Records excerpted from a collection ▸
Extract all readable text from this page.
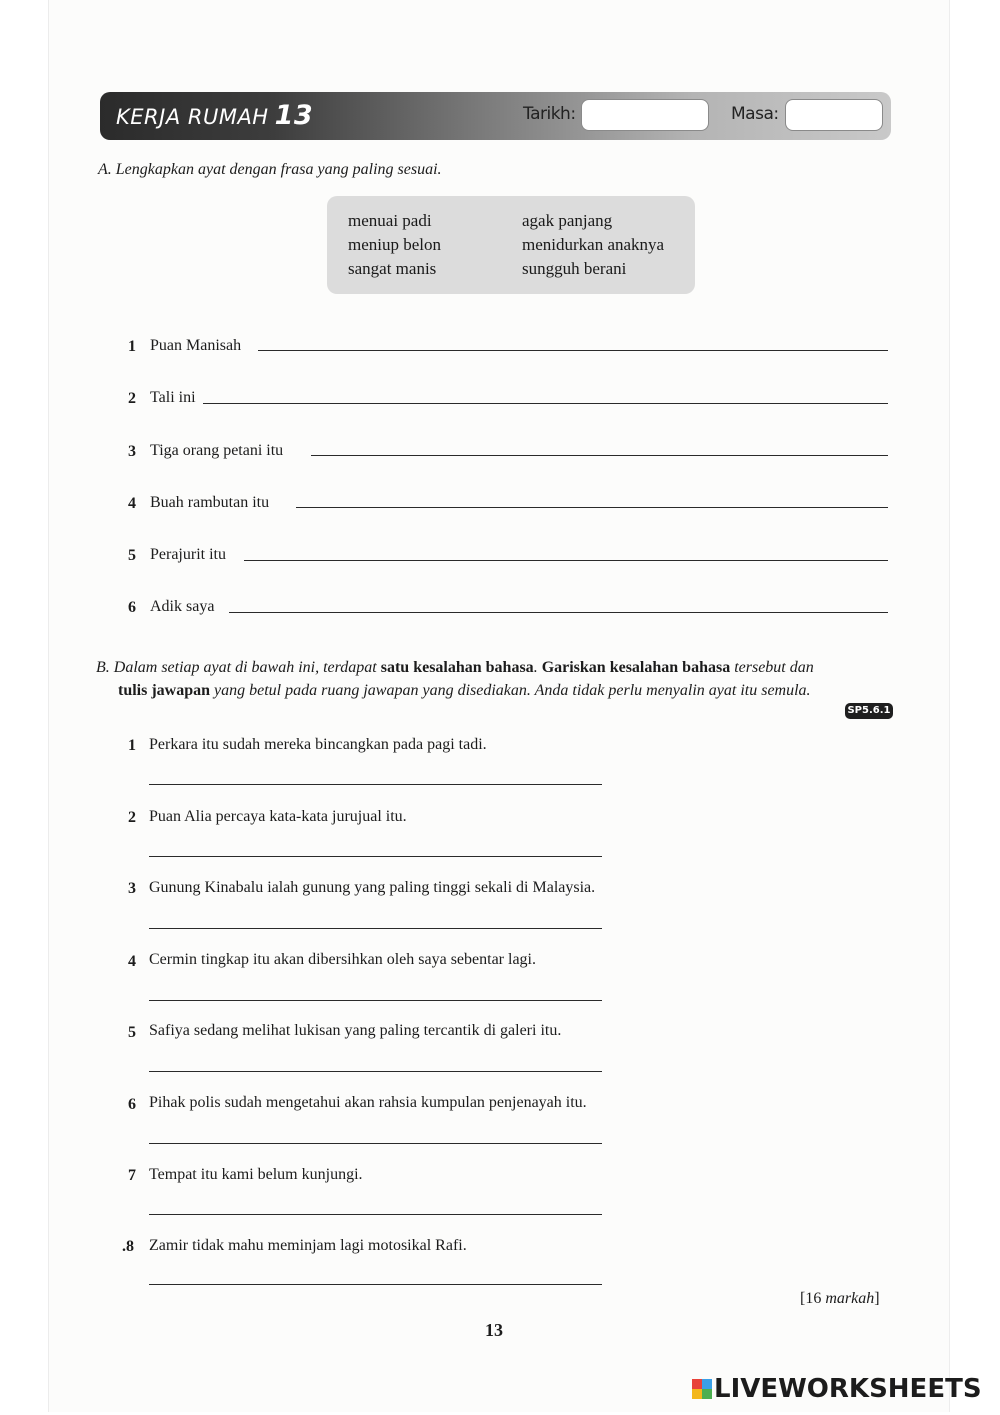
KERJA RUMAH 13	Tarikh:	Masa:
A. Lengkapkan ayat dengan frasa yang paling sesuai.
menuai padi
meniup belon
sangat manis
agak panjang
menidurkan anaknya
sungguh berani
1 Puan Manisah
2 Tali ini
3 Tiga orang petani itu
4 Buah rambutan itu
5 Perajurit itu
6 Adik saya
B. Dalam setiap ayat di bawah ini, terdapat satu kesalahan bahasa. Gariskan kesalahan bahasa tersebut dan
tulis jawapan yang betul pada ruang jawapan yang disediakan. Anda tidak perlu menyalin ayat itu semula.
SP5.6.1
1 Perkara itu sudah mereka bincangkan pada pagi tadi.
2 Puan Alia percaya kata-kata jurujual itu.
3 Gunung Kinabalu ialah gunung yang paling tinggi sekali di Malaysia.
4 Cermin tingkap itu akan dibersihkan oleh saya sebentar lagi.
5 Safiya sedang melihat lukisan yang paling tercantik di galeri itu.
6 Pihak polis sudah mengetahui akan rahsia kumpulan penjenayah itu.
7 Tempat itu kami belum kunjungi.
.8 Zamir tidak mahu meminjam lagi motosikal Rafi.
[16 markah]
13
LIVEWORKSHEETS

AIM ▸ Wherever a line in the data above holds "Puan", copy that line.

WRITTEN REPLY ▸
1 Puan Manisah
2 Puan Alia percaya kata-kata jurujual itu.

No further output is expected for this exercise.